[Begin]

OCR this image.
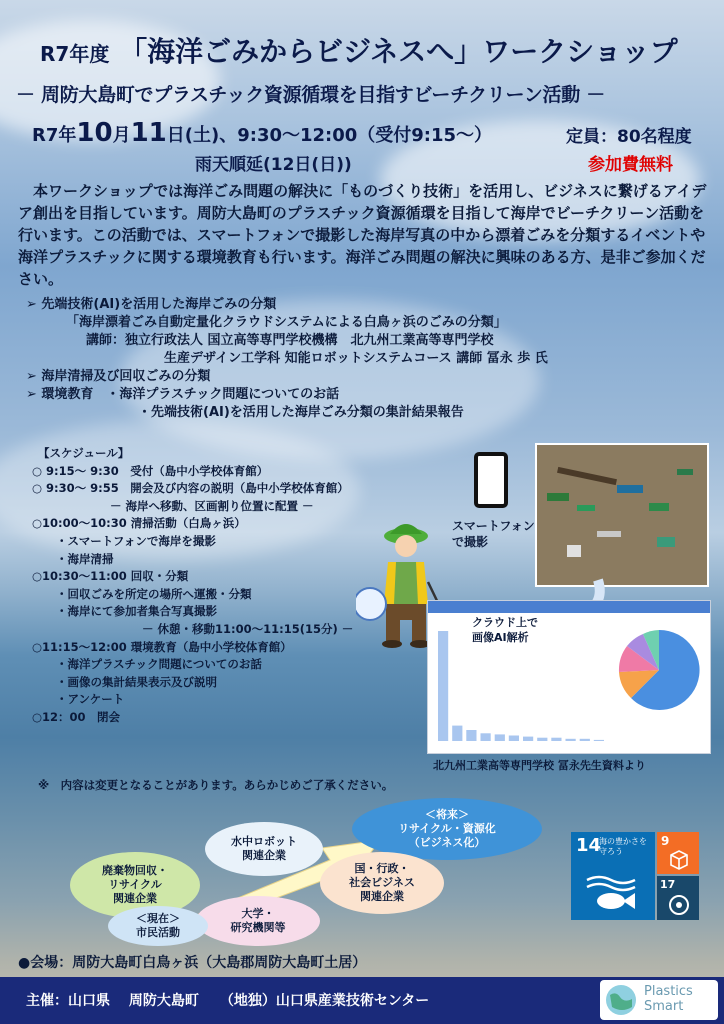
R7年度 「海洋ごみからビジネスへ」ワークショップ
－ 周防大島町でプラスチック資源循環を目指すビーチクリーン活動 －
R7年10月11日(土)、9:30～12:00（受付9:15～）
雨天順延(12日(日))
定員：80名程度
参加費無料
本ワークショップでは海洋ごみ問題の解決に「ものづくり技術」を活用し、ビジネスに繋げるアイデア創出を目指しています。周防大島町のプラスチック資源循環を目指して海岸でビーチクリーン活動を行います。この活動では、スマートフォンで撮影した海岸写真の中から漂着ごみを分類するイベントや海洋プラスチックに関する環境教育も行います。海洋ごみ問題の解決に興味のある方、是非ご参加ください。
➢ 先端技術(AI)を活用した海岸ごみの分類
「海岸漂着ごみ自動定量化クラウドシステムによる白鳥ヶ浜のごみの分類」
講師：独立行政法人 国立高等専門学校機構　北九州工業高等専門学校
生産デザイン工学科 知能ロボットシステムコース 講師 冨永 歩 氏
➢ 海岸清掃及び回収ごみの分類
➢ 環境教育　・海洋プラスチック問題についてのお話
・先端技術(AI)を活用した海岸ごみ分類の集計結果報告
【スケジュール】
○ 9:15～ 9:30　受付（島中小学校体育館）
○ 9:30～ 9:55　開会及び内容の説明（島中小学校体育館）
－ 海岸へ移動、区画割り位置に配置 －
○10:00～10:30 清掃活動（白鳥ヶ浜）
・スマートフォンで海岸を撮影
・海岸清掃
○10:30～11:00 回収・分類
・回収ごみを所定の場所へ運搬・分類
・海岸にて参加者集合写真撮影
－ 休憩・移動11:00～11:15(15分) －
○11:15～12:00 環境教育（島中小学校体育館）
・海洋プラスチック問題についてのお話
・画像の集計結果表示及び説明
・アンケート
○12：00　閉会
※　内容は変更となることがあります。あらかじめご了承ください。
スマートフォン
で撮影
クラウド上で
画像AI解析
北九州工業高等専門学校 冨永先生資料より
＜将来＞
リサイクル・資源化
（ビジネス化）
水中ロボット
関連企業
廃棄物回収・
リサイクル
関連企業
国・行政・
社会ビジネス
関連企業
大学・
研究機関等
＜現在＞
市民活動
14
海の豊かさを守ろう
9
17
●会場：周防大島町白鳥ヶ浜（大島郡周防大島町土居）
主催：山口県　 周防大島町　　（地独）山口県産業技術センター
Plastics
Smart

[End]

Your copy of the data should match it exactly, except that pictures are left out.

■ **Response for this exercise**
OCR this image.
R7年度 「海洋ごみからビジネスへ」ワークショップ
－ 周防大島町でプラスチック資源循環を目指すビーチクリーン活動 －
R7年10月11日(土)、9:30～12:00（受付9:15～）
雨天順延(12日(日))
定員：80名程度
参加費無料
本ワークショップでは海洋ごみ問題の解決に「ものづくり技術」を活用し、ビジネスに繋げるアイデア創出を目指しています。周防大島町のプラスチック資源循環を目指して海岸でビーチクリーン活動を行います。この活動では、スマートフォンで撮影した海岸写真の中から漂着ごみを分類するイベントや海洋プラスチックに関する環境教育も行います。海洋ごみ問題の解決に興味のある方、是非ご参加ください。
➢ 先端技術(AI)を活用した海岸ごみの分類
「海岸漂着ごみ自動定量化クラウドシステムによる白鳥ヶ浜のごみの分類」
講師：独立行政法人 国立高等専門学校機構　北九州工業高等専門学校
生産デザイン工学科 知能ロボットシステムコース 講師 冨永 歩 氏
➢ 海岸清掃及び回収ごみの分類
➢ 環境教育　・海洋プラスチック問題についてのお話
・先端技術(AI)を活用した海岸ごみ分類の集計結果報告
【スケジュール】
○ 9:15～ 9:30　受付（島中小学校体育館）
○ 9:30～ 9:55　開会及び内容の説明（島中小学校体育館）
－ 海岸へ移動、区画割り位置に配置 －
○10:00～10:30 清掃活動（白鳥ヶ浜）
・スマートフォンで海岸を撮影
・海岸清掃
○10:30～11:00 回収・分類
・回収ごみを所定の場所へ運搬・分類
・海岸にて参加者集合写真撮影
－ 休憩・移動11:00～11:15(15分) －
○11:15～12:00 環境教育（島中小学校体育館）
・海洋プラスチック問題についてのお話
・画像の集計結果表示及び説明
・アンケート
○12：00　閉会
※　内容は変更となることがあります。あらかじめご了承ください。
スマートフォン
で撮影
クラウド上で
画像AI解析
北九州工業高等専門学校 冨永先生資料より
＜将来＞
リサイクル・資源化
（ビジネス化）
水中ロボット
関連企業
廃棄物回収・
リサイクル
関連企業
国・行政・
社会ビジネス
関連企業
大学・
研究機関等
＜現在＞
市民活動
14
海の豊かさを守ろう
9
17
●会場：周防大島町白鳥ヶ浜（大島郡周防大島町土居）
主催：山口県　 周防大島町　　（地独）山口県産業技術センター
Plastics
Smart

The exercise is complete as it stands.